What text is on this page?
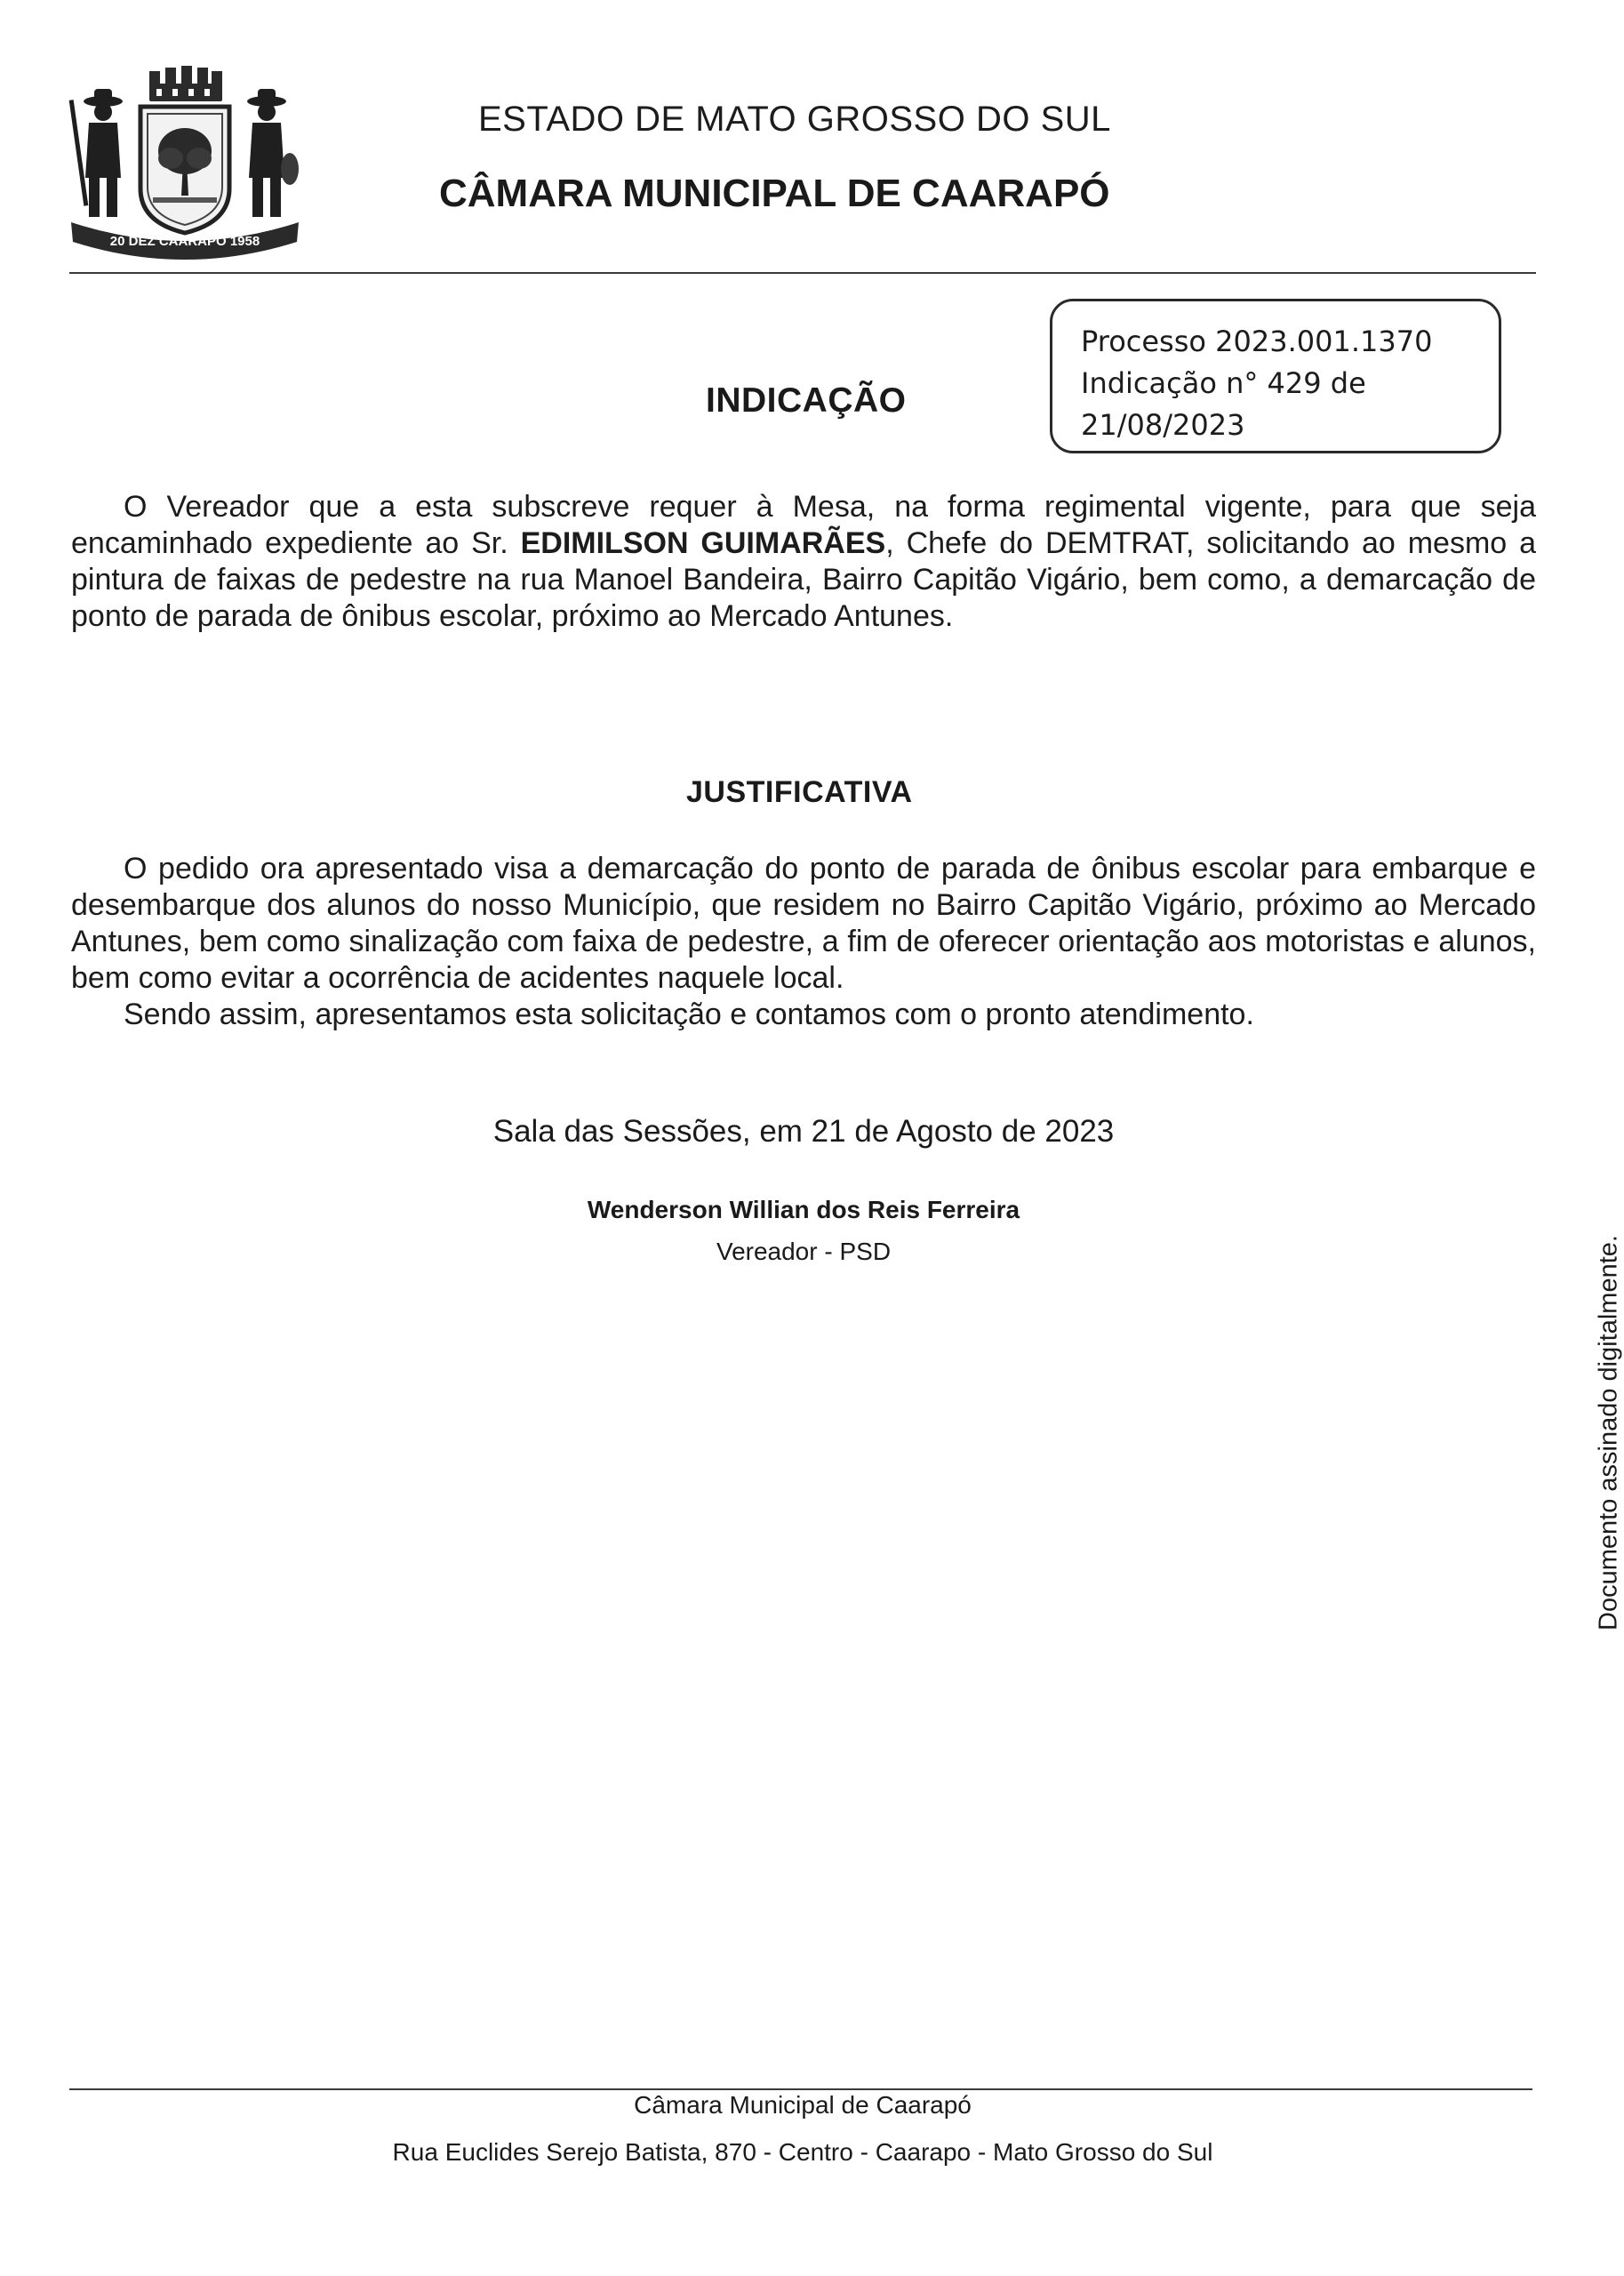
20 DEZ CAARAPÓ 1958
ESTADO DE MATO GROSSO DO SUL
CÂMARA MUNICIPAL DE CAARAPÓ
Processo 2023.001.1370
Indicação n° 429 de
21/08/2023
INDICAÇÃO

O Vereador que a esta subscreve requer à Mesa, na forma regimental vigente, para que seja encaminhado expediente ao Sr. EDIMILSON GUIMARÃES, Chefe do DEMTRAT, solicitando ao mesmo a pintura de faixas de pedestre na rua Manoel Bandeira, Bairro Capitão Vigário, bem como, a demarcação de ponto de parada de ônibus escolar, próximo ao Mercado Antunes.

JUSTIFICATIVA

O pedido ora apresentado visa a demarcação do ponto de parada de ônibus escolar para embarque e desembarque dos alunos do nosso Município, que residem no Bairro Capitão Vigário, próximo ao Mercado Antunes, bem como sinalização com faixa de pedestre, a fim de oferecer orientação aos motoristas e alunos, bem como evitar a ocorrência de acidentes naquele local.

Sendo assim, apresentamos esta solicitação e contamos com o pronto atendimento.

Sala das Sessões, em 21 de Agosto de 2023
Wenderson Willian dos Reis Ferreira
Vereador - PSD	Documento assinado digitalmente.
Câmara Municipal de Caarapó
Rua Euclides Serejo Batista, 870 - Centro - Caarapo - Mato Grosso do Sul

...

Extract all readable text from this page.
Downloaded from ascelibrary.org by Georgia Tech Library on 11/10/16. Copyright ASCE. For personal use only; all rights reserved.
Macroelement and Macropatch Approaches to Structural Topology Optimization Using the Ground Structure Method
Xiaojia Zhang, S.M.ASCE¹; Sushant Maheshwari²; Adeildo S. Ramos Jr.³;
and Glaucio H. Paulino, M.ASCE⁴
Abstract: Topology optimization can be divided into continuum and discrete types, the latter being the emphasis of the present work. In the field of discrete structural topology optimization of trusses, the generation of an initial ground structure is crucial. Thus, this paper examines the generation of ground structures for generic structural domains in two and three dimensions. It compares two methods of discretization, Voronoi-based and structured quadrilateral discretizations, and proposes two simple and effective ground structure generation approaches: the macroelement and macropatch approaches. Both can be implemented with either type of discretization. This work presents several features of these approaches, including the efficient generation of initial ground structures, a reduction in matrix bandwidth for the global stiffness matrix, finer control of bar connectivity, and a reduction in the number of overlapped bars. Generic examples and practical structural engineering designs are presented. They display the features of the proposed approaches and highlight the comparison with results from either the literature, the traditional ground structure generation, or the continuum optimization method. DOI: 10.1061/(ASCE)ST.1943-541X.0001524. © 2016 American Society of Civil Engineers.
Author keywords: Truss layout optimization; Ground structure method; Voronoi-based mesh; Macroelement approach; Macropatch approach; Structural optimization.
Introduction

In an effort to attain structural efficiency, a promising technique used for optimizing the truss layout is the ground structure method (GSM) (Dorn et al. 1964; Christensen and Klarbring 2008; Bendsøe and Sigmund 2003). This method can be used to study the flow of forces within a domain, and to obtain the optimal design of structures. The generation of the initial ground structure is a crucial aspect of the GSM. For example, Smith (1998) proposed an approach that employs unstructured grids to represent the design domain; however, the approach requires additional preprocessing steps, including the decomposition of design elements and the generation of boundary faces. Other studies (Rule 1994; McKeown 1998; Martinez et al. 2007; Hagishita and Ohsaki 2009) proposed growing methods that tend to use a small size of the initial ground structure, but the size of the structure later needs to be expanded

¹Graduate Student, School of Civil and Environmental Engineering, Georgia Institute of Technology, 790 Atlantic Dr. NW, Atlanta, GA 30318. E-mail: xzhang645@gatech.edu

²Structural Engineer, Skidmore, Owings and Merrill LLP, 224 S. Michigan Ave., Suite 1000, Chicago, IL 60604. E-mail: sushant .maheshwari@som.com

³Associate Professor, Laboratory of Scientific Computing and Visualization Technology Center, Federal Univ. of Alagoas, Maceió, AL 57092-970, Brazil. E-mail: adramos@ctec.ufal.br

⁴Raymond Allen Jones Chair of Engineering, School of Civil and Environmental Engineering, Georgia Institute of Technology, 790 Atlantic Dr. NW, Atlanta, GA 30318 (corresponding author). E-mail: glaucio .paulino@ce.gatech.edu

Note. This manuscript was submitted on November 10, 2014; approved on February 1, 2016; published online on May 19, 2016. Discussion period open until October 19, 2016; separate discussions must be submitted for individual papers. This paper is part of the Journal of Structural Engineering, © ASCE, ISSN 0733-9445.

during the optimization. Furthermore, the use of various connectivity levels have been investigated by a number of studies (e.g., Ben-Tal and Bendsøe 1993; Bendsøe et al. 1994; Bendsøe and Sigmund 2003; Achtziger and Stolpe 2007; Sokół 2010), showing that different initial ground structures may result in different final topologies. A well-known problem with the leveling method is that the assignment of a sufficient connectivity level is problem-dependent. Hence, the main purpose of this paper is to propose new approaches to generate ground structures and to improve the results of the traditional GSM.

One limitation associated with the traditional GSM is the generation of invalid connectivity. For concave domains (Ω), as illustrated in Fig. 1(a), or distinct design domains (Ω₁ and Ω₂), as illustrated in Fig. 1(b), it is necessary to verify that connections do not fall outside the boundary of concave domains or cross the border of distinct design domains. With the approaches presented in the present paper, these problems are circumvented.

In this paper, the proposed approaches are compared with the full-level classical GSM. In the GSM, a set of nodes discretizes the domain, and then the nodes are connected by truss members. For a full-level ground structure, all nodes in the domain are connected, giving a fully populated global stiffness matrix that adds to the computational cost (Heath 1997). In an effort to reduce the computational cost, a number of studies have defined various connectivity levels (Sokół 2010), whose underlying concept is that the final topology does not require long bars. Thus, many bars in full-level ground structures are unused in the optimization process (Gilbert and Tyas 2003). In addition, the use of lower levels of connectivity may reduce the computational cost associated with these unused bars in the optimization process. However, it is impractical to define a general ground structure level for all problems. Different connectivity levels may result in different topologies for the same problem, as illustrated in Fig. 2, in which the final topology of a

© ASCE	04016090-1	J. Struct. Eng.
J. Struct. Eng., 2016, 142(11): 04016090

[SHORT EXERCISE]: Which lines contain the word "different"? Copy each of them.

[THE OUTPUT]:
during the optimization. Furthermore, the use of various connectivity levels have been investigated by a number of studies (e.g., Ben-Tal and Bendsøe 1993; Bendsøe et al. 1994; Bendsøe and Sigmund 2003; Achtziger and Stolpe 2007; Sokół 2010), showing that different initial ground structures may result in different final topologies. A well-known problem with the leveling method is that the assignment of a sufficient connectivity level is problem-dependent. Hence, the main purpose of this paper is to propose new approaches to generate ground structures and to improve the results of the traditional GSM.
In this paper, the proposed approaches are compared with the full-level classical GSM. In the GSM, a set of nodes discretizes the domain, and then the nodes are connected by truss members. For a full-level ground structure, all nodes in the domain are connected, giving a fully populated global stiffness matrix that adds to the computational cost (Heath 1997). In an effort to reduce the computational cost, a number of studies have defined various connectivity levels (Sokół 2010), whose underlying concept is that the final topology does not require long bars. Thus, many bars in full-level ground structures are unused in the optimization process (Gilbert and Tyas 2003). In addition, the use of lower levels of connectivity may reduce the computational cost associated with these unused bars in the optimization process. However, it is impractical to define a general ground structure level for all problems. Different connectivity levels may result in different topologies for the same problem, as illustrated in Fig. 2, in which the final topology of a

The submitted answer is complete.